** START **
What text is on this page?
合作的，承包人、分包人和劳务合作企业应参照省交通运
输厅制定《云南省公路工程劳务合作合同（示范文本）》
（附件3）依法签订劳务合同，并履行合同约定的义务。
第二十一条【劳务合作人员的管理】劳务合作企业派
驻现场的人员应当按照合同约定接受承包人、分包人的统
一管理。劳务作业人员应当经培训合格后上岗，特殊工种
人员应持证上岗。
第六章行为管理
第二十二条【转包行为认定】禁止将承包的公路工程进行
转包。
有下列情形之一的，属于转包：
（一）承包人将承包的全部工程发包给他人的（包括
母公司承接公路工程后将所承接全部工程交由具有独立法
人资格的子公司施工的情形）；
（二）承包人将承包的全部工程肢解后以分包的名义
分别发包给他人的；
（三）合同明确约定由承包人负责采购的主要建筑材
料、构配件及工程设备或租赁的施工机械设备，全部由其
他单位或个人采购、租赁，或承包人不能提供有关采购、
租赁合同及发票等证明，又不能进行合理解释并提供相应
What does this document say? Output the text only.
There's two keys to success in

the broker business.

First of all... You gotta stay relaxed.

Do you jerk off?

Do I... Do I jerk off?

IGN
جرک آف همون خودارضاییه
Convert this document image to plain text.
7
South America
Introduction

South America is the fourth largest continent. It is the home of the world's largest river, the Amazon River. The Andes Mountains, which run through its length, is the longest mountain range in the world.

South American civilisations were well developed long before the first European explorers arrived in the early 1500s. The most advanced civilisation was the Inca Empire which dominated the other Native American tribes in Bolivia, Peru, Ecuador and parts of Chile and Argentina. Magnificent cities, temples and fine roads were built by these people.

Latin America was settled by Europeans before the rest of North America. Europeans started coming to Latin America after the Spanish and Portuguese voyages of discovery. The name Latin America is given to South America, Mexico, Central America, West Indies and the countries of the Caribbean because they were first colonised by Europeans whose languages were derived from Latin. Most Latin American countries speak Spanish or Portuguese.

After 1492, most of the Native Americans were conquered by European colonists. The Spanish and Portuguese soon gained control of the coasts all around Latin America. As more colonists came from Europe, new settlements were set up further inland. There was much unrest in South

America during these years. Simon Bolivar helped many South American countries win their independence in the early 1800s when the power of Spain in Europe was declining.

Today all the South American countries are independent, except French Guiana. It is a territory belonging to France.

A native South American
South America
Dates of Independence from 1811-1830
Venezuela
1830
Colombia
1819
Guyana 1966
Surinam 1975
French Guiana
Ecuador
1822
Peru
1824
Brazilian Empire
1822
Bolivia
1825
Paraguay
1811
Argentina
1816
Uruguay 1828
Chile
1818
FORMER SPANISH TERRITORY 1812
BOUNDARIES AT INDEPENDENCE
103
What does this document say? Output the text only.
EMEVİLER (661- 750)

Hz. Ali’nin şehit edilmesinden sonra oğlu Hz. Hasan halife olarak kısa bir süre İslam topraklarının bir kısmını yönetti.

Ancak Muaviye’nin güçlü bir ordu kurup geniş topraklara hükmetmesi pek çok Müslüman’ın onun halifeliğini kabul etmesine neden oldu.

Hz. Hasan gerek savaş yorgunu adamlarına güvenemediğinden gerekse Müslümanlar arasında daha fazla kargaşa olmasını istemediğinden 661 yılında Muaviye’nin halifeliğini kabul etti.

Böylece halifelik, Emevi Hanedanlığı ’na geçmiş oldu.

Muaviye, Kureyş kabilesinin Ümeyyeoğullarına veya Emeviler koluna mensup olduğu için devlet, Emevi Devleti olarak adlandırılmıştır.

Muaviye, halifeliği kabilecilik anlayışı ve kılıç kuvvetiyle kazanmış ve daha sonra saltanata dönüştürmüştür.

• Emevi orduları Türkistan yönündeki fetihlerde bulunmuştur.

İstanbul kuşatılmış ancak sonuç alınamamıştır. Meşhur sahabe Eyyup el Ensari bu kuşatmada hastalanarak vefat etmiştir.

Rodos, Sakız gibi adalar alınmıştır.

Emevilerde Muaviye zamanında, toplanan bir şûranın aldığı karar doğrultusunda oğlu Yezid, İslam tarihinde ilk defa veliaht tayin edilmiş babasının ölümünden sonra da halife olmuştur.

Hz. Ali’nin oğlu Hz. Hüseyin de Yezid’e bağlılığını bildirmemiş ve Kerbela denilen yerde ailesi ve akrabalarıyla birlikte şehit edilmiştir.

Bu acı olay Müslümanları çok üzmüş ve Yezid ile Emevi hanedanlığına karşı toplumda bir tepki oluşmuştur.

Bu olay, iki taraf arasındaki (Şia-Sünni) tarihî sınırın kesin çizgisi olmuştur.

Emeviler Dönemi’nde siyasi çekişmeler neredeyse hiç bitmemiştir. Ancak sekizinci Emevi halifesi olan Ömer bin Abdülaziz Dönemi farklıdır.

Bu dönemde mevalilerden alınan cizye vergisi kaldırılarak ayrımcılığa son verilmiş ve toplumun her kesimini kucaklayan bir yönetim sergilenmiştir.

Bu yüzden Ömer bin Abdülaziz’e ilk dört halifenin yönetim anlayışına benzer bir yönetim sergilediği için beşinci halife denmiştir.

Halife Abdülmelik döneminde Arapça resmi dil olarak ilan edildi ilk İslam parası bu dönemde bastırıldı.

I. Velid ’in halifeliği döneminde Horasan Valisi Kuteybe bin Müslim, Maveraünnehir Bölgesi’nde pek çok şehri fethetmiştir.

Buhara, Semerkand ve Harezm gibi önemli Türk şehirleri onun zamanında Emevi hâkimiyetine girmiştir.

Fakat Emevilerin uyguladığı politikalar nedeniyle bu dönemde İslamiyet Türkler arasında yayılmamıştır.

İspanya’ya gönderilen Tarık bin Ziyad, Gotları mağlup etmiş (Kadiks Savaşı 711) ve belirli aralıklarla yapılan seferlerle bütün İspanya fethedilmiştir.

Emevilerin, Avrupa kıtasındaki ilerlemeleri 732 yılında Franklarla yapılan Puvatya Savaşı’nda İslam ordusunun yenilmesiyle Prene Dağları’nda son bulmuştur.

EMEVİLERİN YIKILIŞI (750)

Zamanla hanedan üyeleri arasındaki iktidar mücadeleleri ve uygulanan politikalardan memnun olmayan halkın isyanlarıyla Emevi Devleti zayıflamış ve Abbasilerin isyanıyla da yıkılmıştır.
** END **
- _WHAT IS NEEDED_
Find the lines with the string "French" and reproduce them.

- _RESPONSE TO THE TASK_
Today all the South American countries are independent, except French Guiana. It is a territory belonging to France.
French Guiana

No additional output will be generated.